Stated goal 1> In the knitting passage, substitute "cardigan" for "sweater" and write out again the part starting with "But, in defiance" and going on through "the yarn doubled.".
Stated goal 2> According to the knitting passage, which company supplied the cone of green 100% wool DK tweed?

All right, this is getting silly. This is Snowdonia, for heaven’s sake, it’s not supposed to be warmer than the Mediterranean,
especially not in the evening, and it’s not supposed to be dry either. Everyone knows Wales is the land of song and squally showers, don’t they? (They are often wrong, mind, and on both counts if you’ve heard some of the contributions to the first cliché in our local pub. I shall mention no names but let’s just say that band practice carries and I do wish it didn’t.)
But, in defiance of the fact that I know the stereotypes for what they are – rubbish with but a grainette of truth – and am quite capable of coming to terms with reality, I decided to knit a winter sweater.
I know, I know, but we’d briefly reverted to what passes for the norm – a bit cloudy, not too warm – and I was allowing for the fact that I have to go slow and take care of my hands, and that it will soon(ish) be autumn. I also want to use up the stash, so I selected Norah Gaughan’s Kenobi jacket, found some yarn I bought at Wonderwool ahem, ahem years ago (a cone of green 100% wool DK tweed from Curlew Weavers) and fiddled with the tension to get it to work with the yarn doubled.

Dataset records>
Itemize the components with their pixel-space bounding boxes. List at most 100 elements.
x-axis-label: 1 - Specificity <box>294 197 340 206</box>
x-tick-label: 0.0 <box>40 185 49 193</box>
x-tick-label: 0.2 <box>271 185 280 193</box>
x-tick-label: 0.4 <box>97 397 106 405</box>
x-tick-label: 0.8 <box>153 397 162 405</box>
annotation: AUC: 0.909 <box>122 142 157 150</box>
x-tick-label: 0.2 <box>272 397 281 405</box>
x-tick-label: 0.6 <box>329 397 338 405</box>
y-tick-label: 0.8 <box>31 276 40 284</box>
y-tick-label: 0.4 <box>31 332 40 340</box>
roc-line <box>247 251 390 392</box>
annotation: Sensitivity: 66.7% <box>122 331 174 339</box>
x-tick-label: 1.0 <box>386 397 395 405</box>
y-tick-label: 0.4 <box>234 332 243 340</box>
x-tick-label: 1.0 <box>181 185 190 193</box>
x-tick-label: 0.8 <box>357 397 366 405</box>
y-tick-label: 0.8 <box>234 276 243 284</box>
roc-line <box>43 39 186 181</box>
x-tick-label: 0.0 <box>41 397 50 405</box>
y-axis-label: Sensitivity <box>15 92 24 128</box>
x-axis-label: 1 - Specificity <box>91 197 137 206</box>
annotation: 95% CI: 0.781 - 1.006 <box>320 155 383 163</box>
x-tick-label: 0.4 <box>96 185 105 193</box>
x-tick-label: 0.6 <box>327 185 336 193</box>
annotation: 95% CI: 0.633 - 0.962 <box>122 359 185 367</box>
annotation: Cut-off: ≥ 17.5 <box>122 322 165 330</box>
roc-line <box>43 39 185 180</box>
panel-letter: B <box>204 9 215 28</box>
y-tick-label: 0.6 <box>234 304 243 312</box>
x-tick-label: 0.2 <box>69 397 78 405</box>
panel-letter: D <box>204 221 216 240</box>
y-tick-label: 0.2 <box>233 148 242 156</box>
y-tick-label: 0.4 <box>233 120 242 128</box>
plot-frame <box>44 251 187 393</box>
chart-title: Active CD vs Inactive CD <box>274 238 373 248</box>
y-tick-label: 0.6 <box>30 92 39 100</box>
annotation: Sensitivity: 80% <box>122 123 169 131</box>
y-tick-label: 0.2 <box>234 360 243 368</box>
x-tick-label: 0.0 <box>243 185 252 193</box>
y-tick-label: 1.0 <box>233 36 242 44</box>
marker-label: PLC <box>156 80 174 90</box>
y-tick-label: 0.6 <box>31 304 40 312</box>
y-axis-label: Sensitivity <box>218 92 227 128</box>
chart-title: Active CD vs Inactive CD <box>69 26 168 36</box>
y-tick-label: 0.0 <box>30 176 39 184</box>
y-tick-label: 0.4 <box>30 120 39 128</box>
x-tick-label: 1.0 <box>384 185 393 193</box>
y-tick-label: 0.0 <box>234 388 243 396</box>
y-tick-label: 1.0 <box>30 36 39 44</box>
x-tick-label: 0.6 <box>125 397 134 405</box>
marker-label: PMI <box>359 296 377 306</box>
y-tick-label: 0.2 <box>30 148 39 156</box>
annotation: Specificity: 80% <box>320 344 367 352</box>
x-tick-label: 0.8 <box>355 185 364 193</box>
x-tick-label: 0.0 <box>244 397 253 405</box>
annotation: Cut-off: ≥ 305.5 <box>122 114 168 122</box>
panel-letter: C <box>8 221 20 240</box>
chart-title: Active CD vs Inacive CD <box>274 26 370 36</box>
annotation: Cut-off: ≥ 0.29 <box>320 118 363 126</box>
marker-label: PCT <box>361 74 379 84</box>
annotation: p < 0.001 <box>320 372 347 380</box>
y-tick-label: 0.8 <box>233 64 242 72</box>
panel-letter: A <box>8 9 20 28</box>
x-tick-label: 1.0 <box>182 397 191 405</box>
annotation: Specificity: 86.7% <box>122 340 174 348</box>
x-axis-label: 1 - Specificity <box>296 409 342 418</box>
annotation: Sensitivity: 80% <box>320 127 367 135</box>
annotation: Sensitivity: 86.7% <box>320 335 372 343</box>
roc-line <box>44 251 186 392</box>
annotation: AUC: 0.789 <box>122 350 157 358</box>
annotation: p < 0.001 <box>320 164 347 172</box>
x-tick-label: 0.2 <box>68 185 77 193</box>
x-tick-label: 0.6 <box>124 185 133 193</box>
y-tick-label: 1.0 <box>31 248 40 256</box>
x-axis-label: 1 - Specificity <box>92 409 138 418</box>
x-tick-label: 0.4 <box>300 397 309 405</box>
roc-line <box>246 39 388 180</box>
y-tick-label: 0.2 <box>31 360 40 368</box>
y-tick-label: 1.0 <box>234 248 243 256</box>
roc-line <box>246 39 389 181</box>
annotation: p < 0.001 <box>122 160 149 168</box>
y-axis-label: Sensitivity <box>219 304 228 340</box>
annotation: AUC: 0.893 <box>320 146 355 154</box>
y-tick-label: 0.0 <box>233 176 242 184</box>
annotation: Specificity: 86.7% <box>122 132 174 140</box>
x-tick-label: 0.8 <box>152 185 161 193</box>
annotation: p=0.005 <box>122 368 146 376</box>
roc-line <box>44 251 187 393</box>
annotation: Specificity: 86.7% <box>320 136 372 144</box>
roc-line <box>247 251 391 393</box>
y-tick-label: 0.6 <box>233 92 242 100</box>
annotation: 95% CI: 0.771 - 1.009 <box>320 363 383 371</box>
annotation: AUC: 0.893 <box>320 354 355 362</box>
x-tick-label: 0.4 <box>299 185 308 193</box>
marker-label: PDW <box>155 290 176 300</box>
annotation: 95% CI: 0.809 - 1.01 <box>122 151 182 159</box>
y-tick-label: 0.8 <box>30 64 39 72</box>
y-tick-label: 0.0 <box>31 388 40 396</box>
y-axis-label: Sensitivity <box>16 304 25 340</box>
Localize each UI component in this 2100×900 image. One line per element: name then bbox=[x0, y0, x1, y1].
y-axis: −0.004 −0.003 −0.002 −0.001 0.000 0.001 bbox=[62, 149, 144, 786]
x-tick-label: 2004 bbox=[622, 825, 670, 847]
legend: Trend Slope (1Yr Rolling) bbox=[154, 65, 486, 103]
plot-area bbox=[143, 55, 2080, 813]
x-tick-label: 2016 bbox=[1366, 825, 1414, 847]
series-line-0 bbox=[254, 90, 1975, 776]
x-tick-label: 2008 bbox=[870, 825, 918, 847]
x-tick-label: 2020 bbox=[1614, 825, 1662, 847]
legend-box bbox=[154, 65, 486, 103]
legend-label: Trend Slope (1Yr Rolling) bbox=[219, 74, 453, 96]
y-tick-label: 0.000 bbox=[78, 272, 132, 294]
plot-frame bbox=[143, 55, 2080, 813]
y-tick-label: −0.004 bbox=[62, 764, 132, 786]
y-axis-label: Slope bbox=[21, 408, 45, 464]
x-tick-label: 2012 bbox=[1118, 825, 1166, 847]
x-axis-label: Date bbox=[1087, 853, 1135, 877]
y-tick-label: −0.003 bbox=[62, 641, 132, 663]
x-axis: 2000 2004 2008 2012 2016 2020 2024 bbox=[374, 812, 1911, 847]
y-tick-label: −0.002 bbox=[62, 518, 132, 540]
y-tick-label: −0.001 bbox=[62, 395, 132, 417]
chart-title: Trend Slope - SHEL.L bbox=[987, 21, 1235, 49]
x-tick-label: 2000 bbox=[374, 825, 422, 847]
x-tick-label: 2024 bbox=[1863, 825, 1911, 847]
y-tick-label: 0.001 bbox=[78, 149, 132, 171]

Response 1>
But, in defiance of the fact that I know the stereotypes for what they are – rubbish with but a grainette of truth – and am quite capable of coming to terms with reality, I decided to knit a winter cardigan.
I know, I know, but we’d briefly reverted to what passes for the norm – a bit cloudy, not too warm – and I was allowing for the fact that I have to go slow and take care of my hands, and that it will soon(ish) be autumn. I also want to use up the stash, so I selected Norah Gaughan’s Kenobi jacket, found some yarn I bought at Wonderwool ahem, ahem years ago (a cone of green 100% wool DK tweed from Curlew Weavers) and fiddled with the tension to get it to work with the yarn doubled.

Response 2> Curlew Weavers.